[SET PROBLEM] Give all of the lines again, with nothing added or dropped.

[EXTRACTED RECORDS]
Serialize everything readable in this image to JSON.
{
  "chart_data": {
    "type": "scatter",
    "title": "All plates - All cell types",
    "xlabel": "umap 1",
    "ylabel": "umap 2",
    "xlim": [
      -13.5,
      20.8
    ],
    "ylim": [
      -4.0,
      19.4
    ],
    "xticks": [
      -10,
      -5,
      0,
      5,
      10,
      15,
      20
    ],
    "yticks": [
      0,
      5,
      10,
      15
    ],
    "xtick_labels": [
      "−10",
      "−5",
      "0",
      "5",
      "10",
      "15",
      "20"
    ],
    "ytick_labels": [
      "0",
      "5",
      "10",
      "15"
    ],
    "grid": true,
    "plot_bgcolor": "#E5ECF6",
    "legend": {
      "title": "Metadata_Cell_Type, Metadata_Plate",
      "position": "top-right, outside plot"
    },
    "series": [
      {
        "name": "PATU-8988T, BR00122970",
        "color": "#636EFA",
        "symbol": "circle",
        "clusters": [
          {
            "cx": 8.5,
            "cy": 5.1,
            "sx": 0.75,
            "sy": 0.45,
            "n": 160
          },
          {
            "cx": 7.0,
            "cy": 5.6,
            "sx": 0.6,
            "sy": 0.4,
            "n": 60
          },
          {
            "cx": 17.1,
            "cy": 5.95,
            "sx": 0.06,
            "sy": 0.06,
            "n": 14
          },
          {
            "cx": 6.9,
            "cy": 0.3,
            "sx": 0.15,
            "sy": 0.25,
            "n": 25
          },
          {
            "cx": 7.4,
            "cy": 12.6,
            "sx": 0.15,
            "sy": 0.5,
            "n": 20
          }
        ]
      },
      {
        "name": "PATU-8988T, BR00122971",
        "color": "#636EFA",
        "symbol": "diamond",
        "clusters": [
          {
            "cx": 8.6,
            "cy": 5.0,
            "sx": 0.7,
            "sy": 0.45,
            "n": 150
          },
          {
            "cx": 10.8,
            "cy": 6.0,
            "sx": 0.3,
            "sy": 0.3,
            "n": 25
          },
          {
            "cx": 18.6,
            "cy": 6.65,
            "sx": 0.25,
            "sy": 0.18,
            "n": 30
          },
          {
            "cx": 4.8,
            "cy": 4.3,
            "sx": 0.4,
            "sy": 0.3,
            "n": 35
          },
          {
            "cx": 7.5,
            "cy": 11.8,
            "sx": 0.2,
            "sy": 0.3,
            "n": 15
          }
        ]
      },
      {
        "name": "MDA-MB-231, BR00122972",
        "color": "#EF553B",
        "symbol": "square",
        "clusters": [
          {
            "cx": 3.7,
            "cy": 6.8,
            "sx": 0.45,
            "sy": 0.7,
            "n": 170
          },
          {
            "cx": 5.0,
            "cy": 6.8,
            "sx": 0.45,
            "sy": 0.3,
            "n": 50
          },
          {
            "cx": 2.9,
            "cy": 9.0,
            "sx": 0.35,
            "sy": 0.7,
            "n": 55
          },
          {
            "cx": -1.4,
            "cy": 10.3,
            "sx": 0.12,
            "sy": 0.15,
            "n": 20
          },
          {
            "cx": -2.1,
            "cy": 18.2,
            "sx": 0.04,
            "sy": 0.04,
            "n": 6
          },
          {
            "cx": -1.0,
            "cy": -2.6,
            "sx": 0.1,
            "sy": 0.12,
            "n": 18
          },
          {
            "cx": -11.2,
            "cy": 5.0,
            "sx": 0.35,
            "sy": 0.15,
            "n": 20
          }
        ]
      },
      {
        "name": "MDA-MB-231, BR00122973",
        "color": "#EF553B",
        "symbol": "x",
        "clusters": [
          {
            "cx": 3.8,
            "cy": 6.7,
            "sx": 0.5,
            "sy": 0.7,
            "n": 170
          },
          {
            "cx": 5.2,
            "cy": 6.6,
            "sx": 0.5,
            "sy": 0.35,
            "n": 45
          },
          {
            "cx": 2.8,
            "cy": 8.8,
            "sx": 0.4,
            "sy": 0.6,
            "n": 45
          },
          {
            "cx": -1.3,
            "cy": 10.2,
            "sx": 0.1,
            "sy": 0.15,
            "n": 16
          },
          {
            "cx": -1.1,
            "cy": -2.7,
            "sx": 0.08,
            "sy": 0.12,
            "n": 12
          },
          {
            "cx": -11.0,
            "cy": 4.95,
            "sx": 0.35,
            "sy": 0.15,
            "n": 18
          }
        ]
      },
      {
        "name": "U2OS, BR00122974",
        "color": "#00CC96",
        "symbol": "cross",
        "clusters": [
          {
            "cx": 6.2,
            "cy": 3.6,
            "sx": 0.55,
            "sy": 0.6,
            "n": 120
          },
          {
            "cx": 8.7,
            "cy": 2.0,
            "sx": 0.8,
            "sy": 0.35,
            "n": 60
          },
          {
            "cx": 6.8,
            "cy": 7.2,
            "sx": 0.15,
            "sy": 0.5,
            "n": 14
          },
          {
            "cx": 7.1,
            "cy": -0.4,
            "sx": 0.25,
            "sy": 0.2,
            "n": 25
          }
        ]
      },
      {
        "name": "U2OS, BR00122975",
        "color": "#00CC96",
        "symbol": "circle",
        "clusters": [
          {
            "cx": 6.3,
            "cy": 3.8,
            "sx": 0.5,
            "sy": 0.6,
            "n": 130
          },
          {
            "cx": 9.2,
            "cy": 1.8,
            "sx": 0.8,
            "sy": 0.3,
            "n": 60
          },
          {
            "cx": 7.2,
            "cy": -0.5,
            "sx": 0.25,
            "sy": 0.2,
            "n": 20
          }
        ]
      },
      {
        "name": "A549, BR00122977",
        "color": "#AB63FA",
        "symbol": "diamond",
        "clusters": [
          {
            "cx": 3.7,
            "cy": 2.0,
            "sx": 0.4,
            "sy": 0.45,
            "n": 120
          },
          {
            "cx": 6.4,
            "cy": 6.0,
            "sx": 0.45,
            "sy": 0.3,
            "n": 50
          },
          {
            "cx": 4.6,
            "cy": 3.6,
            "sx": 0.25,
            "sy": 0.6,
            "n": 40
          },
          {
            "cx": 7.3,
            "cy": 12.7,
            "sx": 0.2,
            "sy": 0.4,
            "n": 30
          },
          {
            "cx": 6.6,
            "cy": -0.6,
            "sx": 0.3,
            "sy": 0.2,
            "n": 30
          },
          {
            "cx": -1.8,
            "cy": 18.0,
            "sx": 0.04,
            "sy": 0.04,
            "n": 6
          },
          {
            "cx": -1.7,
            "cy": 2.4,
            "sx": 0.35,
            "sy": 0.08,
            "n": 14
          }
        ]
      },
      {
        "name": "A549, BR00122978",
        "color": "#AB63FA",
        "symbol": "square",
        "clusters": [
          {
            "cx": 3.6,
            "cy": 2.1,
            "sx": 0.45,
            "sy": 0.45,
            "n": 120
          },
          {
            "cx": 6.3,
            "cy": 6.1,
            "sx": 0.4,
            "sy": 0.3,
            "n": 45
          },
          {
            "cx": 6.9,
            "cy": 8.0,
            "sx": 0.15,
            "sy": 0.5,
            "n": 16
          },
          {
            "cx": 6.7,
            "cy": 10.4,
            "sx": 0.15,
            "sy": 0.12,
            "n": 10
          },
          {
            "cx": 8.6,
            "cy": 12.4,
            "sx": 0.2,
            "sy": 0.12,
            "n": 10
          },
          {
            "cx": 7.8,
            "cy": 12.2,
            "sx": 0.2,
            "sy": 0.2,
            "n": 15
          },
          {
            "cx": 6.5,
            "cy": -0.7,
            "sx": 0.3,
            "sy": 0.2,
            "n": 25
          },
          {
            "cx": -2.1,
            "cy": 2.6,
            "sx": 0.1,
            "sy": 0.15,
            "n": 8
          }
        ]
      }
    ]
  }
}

[SOLUTION]
Serialize everything readable in this image to JSON.
{
  "chart_data": {
    "type": "scatter",
    "title": "All plates - All cell types",
    "xlabel": "umap 1",
    "ylabel": "umap 2",
    "xlim": [
      -13.5,
      20.8
    ],
    "ylim": [
      -4.0,
      19.4
    ],
    "xticks": [
      -10,
      -5,
      0,
      5,
      10,
      15,
      20
    ],
    "yticks": [
      0,
      5,
      10,
      15
    ],
    "xtick_labels": [
      "−10",
      "−5",
      "0",
      "5",
      "10",
      "15",
      "20"
    ],
    "ytick_labels": [
      "0",
      "5",
      "10",
      "15"
    ],
    "grid": true,
    "plot_bgcolor": "#E5ECF6",
    "legend": {
      "title": "Metadata_Cell_Type, Metadata_Plate",
      "position": "top-right, outside plot"
    },
    "series": [
      {
        "name": "PATU-8988T, BR00122970",
        "color": "#636EFA",
        "symbol": "circle",
        "clusters": [
          {
            "cx": 8.5,
            "cy": 5.1,
            "sx": 0.75,
            "sy": 0.45,
            "n": 160
          },
          {
            "cx": 7.0,
            "cy": 5.6,
            "sx": 0.6,
            "sy": 0.4,
            "n": 60
          },
          {
            "cx": 17.1,
            "cy": 5.95,
            "sx": 0.06,
            "sy": 0.06,
            "n": 14
          },
          {
            "cx": 6.9,
            "cy": 0.3,
            "sx": 0.15,
            "sy": 0.25,
            "n": 25
          },
          {
            "cx": 7.4,
            "cy": 12.6,
            "sx": 0.15,
            "sy": 0.5,
            "n": 20
          }
        ]
      },
      {
        "name": "PATU-8988T, BR00122971",
        "color": "#636EFA",
        "symbol": "diamond",
        "clusters": [
          {
            "cx": 8.6,
            "cy": 5.0,
            "sx": 0.7,
            "sy": 0.45,
            "n": 150
          },
          {
            "cx": 10.8,
            "cy": 6.0,
            "sx": 0.3,
            "sy": 0.3,
            "n": 25
          },
          {
            "cx": 18.6,
            "cy": 6.65,
            "sx": 0.25,
            "sy": 0.18,
            "n": 30
          },
          {
            "cx": 4.8,
            "cy": 4.3,
            "sx": 0.4,
            "sy": 0.3,
            "n": 35
          },
          {
            "cx": 7.5,
            "cy": 11.8,
            "sx": 0.2,
            "sy": 0.3,
            "n": 15
          }
        ]
      },
      {
        "name": "MDA-MB-231, BR00122972",
        "color": "#EF553B",
        "symbol": "square",
        "clusters": [
          {
            "cx": 3.7,
            "cy": 6.8,
            "sx": 0.45,
            "sy": 0.7,
            "n": 170
          },
          {
            "cx": 5.0,
            "cy": 6.8,
            "sx": 0.45,
            "sy": 0.3,
            "n": 50
          },
          {
            "cx": 2.9,
            "cy": 9.0,
            "sx": 0.35,
            "sy": 0.7,
            "n": 55
          },
          {
            "cx": -1.4,
            "cy": 10.3,
            "sx": 0.12,
            "sy": 0.15,
            "n": 20
          },
          {
            "cx": -2.1,
            "cy": 18.2,
            "sx": 0.04,
            "sy": 0.04,
            "n": 6
          },
          {
            "cx": -1.0,
            "cy": -2.6,
            "sx": 0.1,
            "sy": 0.12,
            "n": 18
          },
          {
            "cx": -11.2,
            "cy": 5.0,
            "sx": 0.35,
            "sy": 0.15,
            "n": 20
          }
        ]
      },
      {
        "name": "MDA-MB-231, BR00122973",
        "color": "#EF553B",
        "symbol": "x",
        "clusters": [
          {
            "cx": 3.8,
            "cy": 6.7,
            "sx": 0.5,
            "sy": 0.7,
            "n": 170
          },
          {
            "cx": 5.2,
            "cy": 6.6,
            "sx": 0.5,
            "sy": 0.35,
            "n": 45
          },
          {
            "cx": 2.8,
            "cy": 8.8,
            "sx": 0.4,
            "sy": 0.6,
            "n": 45
          },
          {
            "cx": -1.3,
            "cy": 10.2,
            "sx": 0.1,
            "sy": 0.15,
            "n": 16
          },
          {
            "cx": -1.1,
            "cy": -2.7,
            "sx": 0.08,
            "sy": 0.12,
            "n": 12
          },
          {
            "cx": -11.0,
            "cy": 4.95,
            "sx": 0.35,
            "sy": 0.15,
            "n": 18
          }
        ]
      },
      {
        "name": "U2OS, BR00122974",
        "color": "#00CC96",
        "symbol": "cross",
        "clusters": [
          {
            "cx": 6.2,
            "cy": 3.6,
            "sx": 0.55,
            "sy": 0.6,
            "n": 120
          },
          {
            "cx": 8.7,
            "cy": 2.0,
            "sx": 0.8,
            "sy": 0.35,
            "n": 60
          },
          {
            "cx": 6.8,
            "cy": 7.2,
            "sx": 0.15,
            "sy": 0.5,
            "n": 14
          },
          {
            "cx": 7.1,
            "cy": -0.4,
            "sx": 0.25,
            "sy": 0.2,
            "n": 25
          }
        ]
      },
      {
        "name": "U2OS, BR00122975",
        "color": "#00CC96",
        "symbol": "circle",
        "clusters": [
          {
            "cx": 6.3,
            "cy": 3.8,
            "sx": 0.5,
            "sy": 0.6,
            "n": 130
          },
          {
            "cx": 9.2,
            "cy": 1.8,
            "sx": 0.8,
            "sy": 0.3,
            "n": 60
          },
          {
            "cx": 7.2,
            "cy": -0.5,
            "sx": 0.25,
            "sy": 0.2,
            "n": 20
          }
        ]
      },
      {
        "name": "A549, BR00122977",
        "color": "#AB63FA",
        "symbol": "diamond",
        "clusters": [
          {
            "cx": 3.7,
            "cy": 2.0,
            "sx": 0.4,
            "sy": 0.45,
            "n": 120
          },
          {
            "cx": 6.4,
            "cy": 6.0,
            "sx": 0.45,
            "sy": 0.3,
            "n": 50
          },
          {
            "cx": 4.6,
            "cy": 3.6,
            "sx": 0.25,
            "sy": 0.6,
            "n": 40
          },
          {
            "cx": 7.3,
            "cy": 12.7,
            "sx": 0.2,
            "sy": 0.4,
            "n": 30
          },
          {
            "cx": 6.6,
            "cy": -0.6,
            "sx": 0.3,
            "sy": 0.2,
            "n": 30
          },
          {
            "cx": -1.8,
            "cy": 18.0,
            "sx": 0.04,
            "sy": 0.04,
            "n": 6
          },
          {
            "cx": -1.7,
            "cy": 2.4,
            "sx": 0.35,
            "sy": 0.08,
            "n": 14
          }
        ]
      },
      {
        "name": "A549, BR00122978",
        "color": "#AB63FA",
        "symbol": "square",
        "clusters": [
          {
            "cx": 3.6,
            "cy": 2.1,
            "sx": 0.45,
            "sy": 0.45,
            "n": 120
          },
          {
            "cx": 6.3,
            "cy": 6.1,
            "sx": 0.4,
            "sy": 0.3,
            "n": 45
          },
          {
            "cx": 6.9,
            "cy": 8.0,
            "sx": 0.15,
            "sy": 0.5,
            "n": 16
          },
          {
            "cx": 6.7,
            "cy": 10.4,
            "sx": 0.15,
            "sy": 0.12,
            "n": 10
          },
          {
            "cx": 8.6,
            "cy": 12.4,
            "sx": 0.2,
            "sy": 0.12,
            "n": 10
          },
          {
            "cx": 7.8,
            "cy": 12.2,
            "sx": 0.2,
            "sy": 0.2,
            "n": 15
          },
          {
            "cx": 6.5,
            "cy": -0.7,
            "sx": 0.3,
            "sy": 0.2,
            "n": 25
          },
          {
            "cx": -2.1,
            "cy": 2.6,
            "sx": 0.1,
            "sy": 0.15,
            "n": 8
          }
        ]
      }
    ]
  }
}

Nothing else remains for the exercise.